[Stored items from a collection]
• • •
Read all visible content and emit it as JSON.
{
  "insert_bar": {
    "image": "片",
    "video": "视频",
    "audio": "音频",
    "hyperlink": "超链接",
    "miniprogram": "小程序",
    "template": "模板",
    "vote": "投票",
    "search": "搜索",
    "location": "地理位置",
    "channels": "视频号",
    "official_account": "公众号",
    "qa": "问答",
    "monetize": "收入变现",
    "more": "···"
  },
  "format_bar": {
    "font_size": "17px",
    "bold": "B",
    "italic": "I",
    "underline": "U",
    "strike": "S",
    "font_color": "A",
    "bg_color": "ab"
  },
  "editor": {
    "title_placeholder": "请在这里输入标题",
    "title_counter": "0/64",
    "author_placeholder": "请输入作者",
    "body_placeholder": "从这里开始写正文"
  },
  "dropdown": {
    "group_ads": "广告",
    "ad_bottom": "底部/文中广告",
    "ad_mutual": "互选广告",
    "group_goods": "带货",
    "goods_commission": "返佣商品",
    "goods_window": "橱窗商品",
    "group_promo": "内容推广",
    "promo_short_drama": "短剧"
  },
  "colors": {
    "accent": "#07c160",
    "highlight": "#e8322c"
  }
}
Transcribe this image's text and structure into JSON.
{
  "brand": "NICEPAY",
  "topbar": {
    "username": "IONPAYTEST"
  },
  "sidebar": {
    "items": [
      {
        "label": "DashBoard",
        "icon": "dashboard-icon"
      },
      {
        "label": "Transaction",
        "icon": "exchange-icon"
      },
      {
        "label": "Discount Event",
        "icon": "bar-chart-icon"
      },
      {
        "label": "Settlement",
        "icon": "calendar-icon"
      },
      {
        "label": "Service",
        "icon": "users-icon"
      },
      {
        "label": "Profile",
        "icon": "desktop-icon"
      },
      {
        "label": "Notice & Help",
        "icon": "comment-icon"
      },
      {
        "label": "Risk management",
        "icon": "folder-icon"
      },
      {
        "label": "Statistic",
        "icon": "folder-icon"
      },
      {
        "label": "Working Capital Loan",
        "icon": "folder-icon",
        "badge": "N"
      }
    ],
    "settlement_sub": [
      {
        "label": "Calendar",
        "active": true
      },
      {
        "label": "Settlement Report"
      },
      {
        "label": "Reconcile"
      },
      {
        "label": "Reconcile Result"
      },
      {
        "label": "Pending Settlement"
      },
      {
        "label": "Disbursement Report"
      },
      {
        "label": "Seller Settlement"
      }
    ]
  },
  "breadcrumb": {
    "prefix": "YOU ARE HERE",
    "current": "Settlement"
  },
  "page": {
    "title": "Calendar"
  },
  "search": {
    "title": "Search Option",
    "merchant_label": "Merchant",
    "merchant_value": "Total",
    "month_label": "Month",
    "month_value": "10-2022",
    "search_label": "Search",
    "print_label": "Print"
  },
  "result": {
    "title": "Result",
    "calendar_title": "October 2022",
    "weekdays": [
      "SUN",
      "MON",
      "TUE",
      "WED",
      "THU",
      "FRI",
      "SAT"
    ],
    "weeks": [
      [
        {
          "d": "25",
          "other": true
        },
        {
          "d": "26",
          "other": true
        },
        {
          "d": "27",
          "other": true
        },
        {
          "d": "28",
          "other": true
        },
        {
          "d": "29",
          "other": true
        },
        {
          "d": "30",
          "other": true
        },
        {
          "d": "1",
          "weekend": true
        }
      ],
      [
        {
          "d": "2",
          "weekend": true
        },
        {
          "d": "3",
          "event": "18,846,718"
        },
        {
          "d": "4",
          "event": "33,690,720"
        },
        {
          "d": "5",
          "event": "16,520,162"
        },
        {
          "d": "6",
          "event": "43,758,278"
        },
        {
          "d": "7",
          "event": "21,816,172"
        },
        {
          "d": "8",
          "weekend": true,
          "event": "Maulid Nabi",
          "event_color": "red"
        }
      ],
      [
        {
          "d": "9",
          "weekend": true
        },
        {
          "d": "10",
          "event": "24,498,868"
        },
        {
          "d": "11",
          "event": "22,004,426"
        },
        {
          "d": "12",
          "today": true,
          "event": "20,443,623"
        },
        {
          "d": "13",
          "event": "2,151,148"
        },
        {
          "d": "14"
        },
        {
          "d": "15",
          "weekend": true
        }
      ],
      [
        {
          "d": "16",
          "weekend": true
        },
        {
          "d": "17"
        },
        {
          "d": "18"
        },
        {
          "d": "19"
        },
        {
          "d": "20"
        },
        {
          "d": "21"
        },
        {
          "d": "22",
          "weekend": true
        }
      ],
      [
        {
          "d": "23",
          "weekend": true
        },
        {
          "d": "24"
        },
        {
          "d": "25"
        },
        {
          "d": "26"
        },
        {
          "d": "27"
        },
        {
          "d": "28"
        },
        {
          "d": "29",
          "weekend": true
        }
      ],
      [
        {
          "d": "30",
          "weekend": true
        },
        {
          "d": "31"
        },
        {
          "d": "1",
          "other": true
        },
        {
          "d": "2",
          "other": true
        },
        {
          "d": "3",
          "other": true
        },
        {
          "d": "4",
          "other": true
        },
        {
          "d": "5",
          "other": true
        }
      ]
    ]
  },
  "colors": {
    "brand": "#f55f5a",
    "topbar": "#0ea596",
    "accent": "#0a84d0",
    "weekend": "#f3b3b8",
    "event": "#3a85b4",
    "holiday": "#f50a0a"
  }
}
• • •
Print back all the lines verbatim.

- [OUTPUT BELOW]:
Read all visible content and emit it as JSON.
{
  "insert_bar": {
    "image": "片",
    "video": "视频",
    "audio": "音频",
    "hyperlink": "超链接",
    "miniprogram": "小程序",
    "template": "模板",
    "vote": "投票",
    "search": "搜索",
    "location": "地理位置",
    "channels": "视频号",
    "official_account": "公众号",
    "qa": "问答",
    "monetize": "收入变现",
    "more": "···"
  },
  "format_bar": {
    "font_size": "17px",
    "bold": "B",
    "italic": "I",
    "underline": "U",
    "strike": "S",
    "font_color": "A",
    "bg_color": "ab"
  },
  "editor": {
    "title_placeholder": "请在这里输入标题",
    "title_counter": "0/64",
    "author_placeholder": "请输入作者",
    "body_placeholder": "从这里开始写正文"
  },
  "dropdown": {
    "group_ads": "广告",
    "ad_bottom": "底部/文中广告",
    "ad_mutual": "互选广告",
    "group_goods": "带货",
    "goods_commission": "返佣商品",
    "goods_window": "橱窗商品",
    "group_promo": "内容推广",
    "promo_short_drama": "短剧"
  },
  "colors": {
    "accent": "#07c160",
    "highlight": "#e8322c"
  }
}
Transcribe this image's text and structure into JSON.
{
  "brand": "NICEPAY",
  "topbar": {
    "username": "IONPAYTEST"
  },
  "sidebar": {
    "items": [
      {
        "label": "DashBoard",
        "icon": "dashboard-icon"
      },
      {
        "label": "Transaction",
        "icon": "exchange-icon"
      },
      {
        "label": "Discount Event",
        "icon": "bar-chart-icon"
      },
      {
        "label": "Settlement",
        "icon": "calendar-icon"
      },
      {
        "label": "Service",
        "icon": "users-icon"
      },
      {
        "label": "Profile",
        "icon": "desktop-icon"
      },
      {
        "label": "Notice & Help",
        "icon": "comment-icon"
      },
      {
        "label": "Risk management",
        "icon": "folder-icon"
      },
      {
        "label": "Statistic",
        "icon": "folder-icon"
      },
      {
        "label": "Working Capital Loan",
        "icon": "folder-icon",
        "badge": "N"
      }
    ],
    "settlement_sub": [
      {
        "label": "Calendar",
        "active": true
      },
      {
        "label": "Settlement Report"
      },
      {
        "label": "Reconcile"
      },
      {
        "label": "Reconcile Result"
      },
      {
        "label": "Pending Settlement"
      },
      {
        "label": "Disbursement Report"
      },
      {
        "label": "Seller Settlement"
      }
    ]
  },
  "breadcrumb": {
    "prefix": "YOU ARE HERE",
    "current": "Settlement"
  },
  "page": {
    "title": "Calendar"
  },
  "search": {
    "title": "Search Option",
    "merchant_label": "Merchant",
    "merchant_value": "Total",
    "month_label": "Month",
    "month_value": "10-2022",
    "search_label": "Search",
    "print_label": "Print"
  },
  "result": {
    "title": "Result",
    "calendar_title": "October 2022",
    "weekdays": [
      "SUN",
      "MON",
      "TUE",
      "WED",
      "THU",
      "FRI",
      "SAT"
    ],
    "weeks": [
      [
        {
          "d": "25",
          "other": true
        },
        {
          "d": "26",
          "other": true
        },
        {
          "d": "27",
          "other": true
        },
        {
          "d": "28",
          "other": true
        },
        {
          "d": "29",
          "other": true
        },
        {
          "d": "30",
          "other": true
        },
        {
          "d": "1",
          "weekend": true
        }
      ],
      [
        {
          "d": "2",
          "weekend": true
        },
        {
          "d": "3",
          "event": "18,846,718"
        },
        {
          "d": "4",
          "event": "33,690,720"
        },
        {
          "d": "5",
          "event": "16,520,162"
        },
        {
          "d": "6",
          "event": "43,758,278"
        },
        {
          "d": "7",
          "event": "21,816,172"
        },
        {
          "d": "8",
          "weekend": true,
          "event": "Maulid Nabi",
          "event_color": "red"
        }
      ],
      [
        {
          "d": "9",
          "weekend": true
        },
        {
          "d": "10",
          "event": "24,498,868"
        },
        {
          "d": "11",
          "event": "22,004,426"
        },
        {
          "d": "12",
          "today": true,
          "event": "20,443,623"
        },
        {
          "d": "13",
          "event": "2,151,148"
        },
        {
          "d": "14"
        },
        {
          "d": "15",
          "weekend": true
        }
      ],
      [
        {
          "d": "16",
          "weekend": true
        },
        {
          "d": "17"
        },
        {
          "d": "18"
        },
        {
          "d": "19"
        },
        {
          "d": "20"
        },
        {
          "d": "21"
        },
        {
          "d": "22",
          "weekend": true
        }
      ],
      [
        {
          "d": "23",
          "weekend": true
        },
        {
          "d": "24"
        },
        {
          "d": "25"
        },
        {
          "d": "26"
        },
        {
          "d": "27"
        },
        {
          "d": "28"
        },
        {
          "d": "29",
          "weekend": true
        }
      ],
      [
        {
          "d": "30",
          "weekend": true
        },
        {
          "d": "31"
        },
        {
          "d": "1",
          "other": true
        },
        {
          "d": "2",
          "other": true
        },
        {
          "d": "3",
          "other": true
        },
        {
          "d": "4",
          "other": true
        },
        {
          "d": "5",
          "other": true
        }
      ]
    ]
  },
  "colors": {
    "brand": "#f55f5a",
    "topbar": "#0ea596",
    "accent": "#0a84d0",
    "weekend": "#f3b3b8",
    "event": "#3a85b4",
    "holiday": "#f50a0a"
  }
}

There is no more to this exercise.